== Objective ==
Collect all lines containing the word "forgalom" from the data.

== Supplied data ==
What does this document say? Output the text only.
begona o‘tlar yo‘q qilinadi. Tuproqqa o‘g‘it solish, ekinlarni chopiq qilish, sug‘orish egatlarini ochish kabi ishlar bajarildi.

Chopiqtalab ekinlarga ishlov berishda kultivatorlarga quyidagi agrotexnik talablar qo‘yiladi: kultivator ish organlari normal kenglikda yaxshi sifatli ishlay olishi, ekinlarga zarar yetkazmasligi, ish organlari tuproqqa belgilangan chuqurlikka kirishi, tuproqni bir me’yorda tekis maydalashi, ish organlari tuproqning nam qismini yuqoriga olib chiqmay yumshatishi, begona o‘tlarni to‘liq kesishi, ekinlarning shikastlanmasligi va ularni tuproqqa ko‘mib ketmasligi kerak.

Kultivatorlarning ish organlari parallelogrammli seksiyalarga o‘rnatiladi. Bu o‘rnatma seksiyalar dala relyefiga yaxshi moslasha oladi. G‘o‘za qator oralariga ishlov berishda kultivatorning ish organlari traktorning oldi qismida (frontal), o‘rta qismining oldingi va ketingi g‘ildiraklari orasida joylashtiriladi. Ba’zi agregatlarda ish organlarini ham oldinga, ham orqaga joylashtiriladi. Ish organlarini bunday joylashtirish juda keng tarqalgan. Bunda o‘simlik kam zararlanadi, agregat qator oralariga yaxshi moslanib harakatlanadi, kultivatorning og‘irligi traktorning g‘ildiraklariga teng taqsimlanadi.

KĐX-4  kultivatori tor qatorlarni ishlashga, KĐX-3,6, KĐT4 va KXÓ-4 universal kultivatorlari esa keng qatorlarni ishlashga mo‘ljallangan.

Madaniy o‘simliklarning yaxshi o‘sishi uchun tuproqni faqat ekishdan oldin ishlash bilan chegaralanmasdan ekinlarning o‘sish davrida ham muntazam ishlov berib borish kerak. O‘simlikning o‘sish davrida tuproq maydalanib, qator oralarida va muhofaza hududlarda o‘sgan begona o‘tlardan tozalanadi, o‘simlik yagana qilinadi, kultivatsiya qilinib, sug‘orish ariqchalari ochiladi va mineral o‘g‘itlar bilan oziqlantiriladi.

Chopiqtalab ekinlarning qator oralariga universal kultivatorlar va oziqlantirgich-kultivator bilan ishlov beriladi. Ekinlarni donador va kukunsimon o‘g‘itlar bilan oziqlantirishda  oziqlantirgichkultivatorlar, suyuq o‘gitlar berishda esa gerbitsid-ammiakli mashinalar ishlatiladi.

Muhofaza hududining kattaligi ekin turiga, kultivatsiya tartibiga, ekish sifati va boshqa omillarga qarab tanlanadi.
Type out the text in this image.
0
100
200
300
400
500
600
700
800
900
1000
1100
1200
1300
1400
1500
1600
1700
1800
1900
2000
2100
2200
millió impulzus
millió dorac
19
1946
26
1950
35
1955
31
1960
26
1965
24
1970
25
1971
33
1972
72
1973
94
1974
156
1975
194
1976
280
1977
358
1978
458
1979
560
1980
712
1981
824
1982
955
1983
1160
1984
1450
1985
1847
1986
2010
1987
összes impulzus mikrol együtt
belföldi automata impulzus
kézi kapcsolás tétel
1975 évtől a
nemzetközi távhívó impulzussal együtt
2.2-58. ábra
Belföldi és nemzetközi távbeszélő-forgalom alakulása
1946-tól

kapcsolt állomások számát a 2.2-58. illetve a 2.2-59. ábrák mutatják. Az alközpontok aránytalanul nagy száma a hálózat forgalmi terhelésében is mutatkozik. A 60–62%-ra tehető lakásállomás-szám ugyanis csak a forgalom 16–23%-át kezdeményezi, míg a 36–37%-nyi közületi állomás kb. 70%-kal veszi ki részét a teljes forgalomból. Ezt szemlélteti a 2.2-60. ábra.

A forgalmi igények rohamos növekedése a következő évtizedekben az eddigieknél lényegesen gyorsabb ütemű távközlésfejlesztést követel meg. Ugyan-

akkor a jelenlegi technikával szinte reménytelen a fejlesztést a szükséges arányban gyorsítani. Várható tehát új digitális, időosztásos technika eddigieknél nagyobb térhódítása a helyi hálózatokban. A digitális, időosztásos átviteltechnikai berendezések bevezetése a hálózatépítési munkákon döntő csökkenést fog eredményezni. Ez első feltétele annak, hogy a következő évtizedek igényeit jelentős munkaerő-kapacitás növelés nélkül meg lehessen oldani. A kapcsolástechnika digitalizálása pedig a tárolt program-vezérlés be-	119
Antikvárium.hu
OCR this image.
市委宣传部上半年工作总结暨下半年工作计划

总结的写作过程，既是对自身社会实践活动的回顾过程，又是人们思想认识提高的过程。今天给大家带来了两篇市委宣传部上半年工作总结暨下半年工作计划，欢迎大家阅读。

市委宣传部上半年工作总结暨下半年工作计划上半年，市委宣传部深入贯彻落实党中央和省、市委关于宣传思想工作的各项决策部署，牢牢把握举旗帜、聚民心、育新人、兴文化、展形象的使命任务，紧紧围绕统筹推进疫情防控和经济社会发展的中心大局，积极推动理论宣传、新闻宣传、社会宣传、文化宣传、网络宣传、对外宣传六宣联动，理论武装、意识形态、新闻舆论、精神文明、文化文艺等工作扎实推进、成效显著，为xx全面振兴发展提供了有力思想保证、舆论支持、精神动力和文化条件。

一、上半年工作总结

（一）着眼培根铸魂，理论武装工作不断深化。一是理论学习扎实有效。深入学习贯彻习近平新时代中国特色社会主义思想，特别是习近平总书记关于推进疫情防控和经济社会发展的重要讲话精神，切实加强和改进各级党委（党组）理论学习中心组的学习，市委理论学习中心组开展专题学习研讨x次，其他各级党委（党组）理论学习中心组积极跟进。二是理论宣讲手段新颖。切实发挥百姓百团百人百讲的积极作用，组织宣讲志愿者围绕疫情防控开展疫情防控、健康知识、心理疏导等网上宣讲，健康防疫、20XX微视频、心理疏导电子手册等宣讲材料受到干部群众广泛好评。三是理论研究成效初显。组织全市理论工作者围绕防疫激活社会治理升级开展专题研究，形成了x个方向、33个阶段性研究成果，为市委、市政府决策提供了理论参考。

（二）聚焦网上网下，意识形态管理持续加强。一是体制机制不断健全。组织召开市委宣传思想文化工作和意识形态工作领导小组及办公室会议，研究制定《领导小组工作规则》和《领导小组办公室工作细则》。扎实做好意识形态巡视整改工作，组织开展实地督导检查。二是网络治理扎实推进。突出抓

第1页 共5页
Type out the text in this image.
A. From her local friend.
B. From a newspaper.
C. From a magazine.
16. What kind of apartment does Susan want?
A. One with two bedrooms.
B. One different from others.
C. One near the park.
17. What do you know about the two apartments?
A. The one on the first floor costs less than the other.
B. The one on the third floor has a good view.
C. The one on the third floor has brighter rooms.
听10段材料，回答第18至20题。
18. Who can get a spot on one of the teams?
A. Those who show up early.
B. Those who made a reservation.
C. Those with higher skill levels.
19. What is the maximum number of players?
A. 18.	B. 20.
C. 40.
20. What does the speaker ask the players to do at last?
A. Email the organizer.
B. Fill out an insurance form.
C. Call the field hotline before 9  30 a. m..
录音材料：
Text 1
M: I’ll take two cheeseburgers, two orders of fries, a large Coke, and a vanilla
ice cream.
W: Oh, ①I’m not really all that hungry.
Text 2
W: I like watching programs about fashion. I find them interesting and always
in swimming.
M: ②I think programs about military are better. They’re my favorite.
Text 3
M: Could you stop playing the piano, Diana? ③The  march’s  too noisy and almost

== Response ==
Belföldi és nemzetközi távbeszélő-forgalom alakulása
kapcsolt állomások számát a 2.2-58. illetve a 2.2-59. ábrák mutatják. Az alközpontok aránytalanul nagy száma a hálózat forgalmi terhelésében is mutatkozik. A 60–62%-ra tehető lakásállomás-szám ugyanis csak a forgalom 16–23%-át kezdeményezi, míg a 36–37%-nyi közületi állomás kb. 70%-kal veszi ki részét a teljes forgalomból. Ezt szemlélteti a 2.2-60. ábra.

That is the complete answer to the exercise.